Stated exercise =>
Transcribe each entry below exactly. Pictures do not go in the copy.

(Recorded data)
══════════════════════════════

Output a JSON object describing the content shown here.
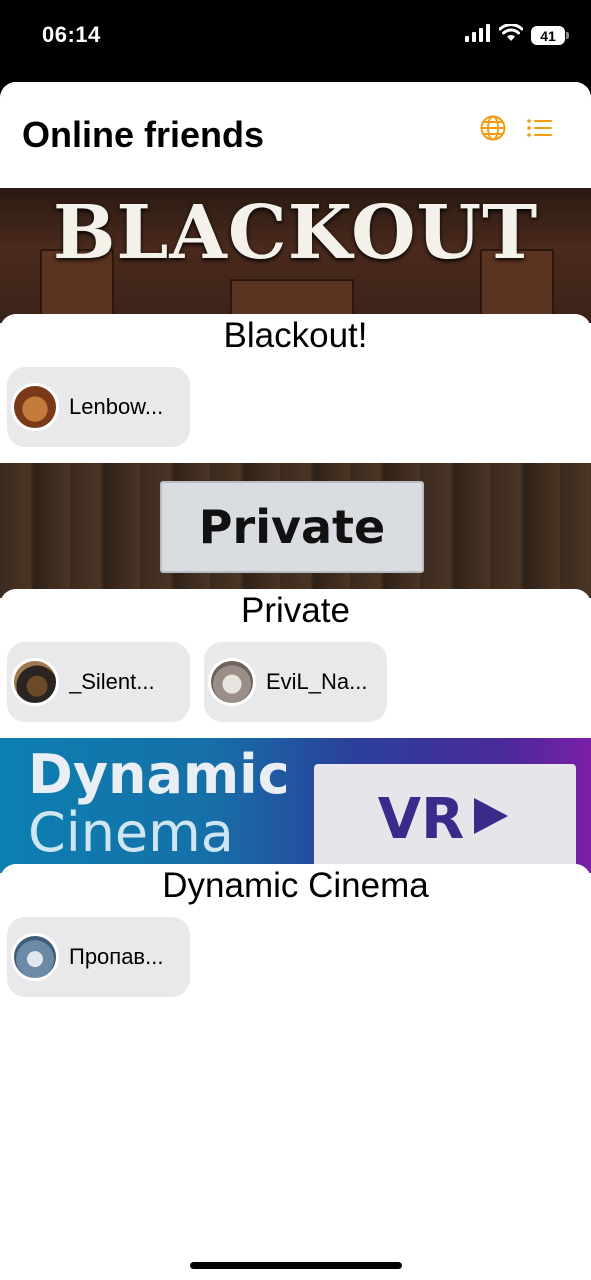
{
  "status_bar": {
    "time": "06:14",
    "battery": "41"
  },
  "header": {
    "title": "Online friends",
    "accent_color": "#f39c12"
  },
  "worlds": [
    {
      "name": "Blackout!",
      "banner_text": "BLACKOUT",
      "friends": [
        {
          "name": "Lenbow..."
        }
      ]
    },
    {
      "name": "Private",
      "banner_text": "Private",
      "friends": [
        {
          "name": "_Silent..."
        },
        {
          "name": "EviL_Na..."
        }
      ]
    },
    {
      "name": "Dynamic Cinema",
      "banner_text_line1": "Dynamic",
      "banner_text_line2": "Cinema",
      "banner_badge": "VR",
      "friends": [
        {
          "name": "Пропав..."
        }
      ]
    }
  ]
}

══════════════════════════════

Reply to the exercise =>
Output a JSON object describing the content shown here.
{
  "status_bar": {
    "time": "06:14",
    "battery": "41"
  },
  "header": {
    "title": "Online friends",
    "accent_color": "#f39c12"
  },
  "worlds": [
    {
      "name": "Blackout!",
      "banner_text": "BLACKOUT",
      "friends": [
        {
          "name": "Lenbow..."
        }
      ]
    },
    {
      "name": "Private",
      "banner_text": "Private",
      "friends": [
        {
          "name": "_Silent..."
        },
        {
          "name": "EviL_Na..."
        }
      ]
    },
    {
      "name": "Dynamic Cinema",
      "banner_text_line1": "Dynamic",
      "banner_text_line2": "Cinema",
      "banner_badge": "VR",
      "friends": [
        {
          "name": "Пропав..."
        }
      ]
    }
  ]
}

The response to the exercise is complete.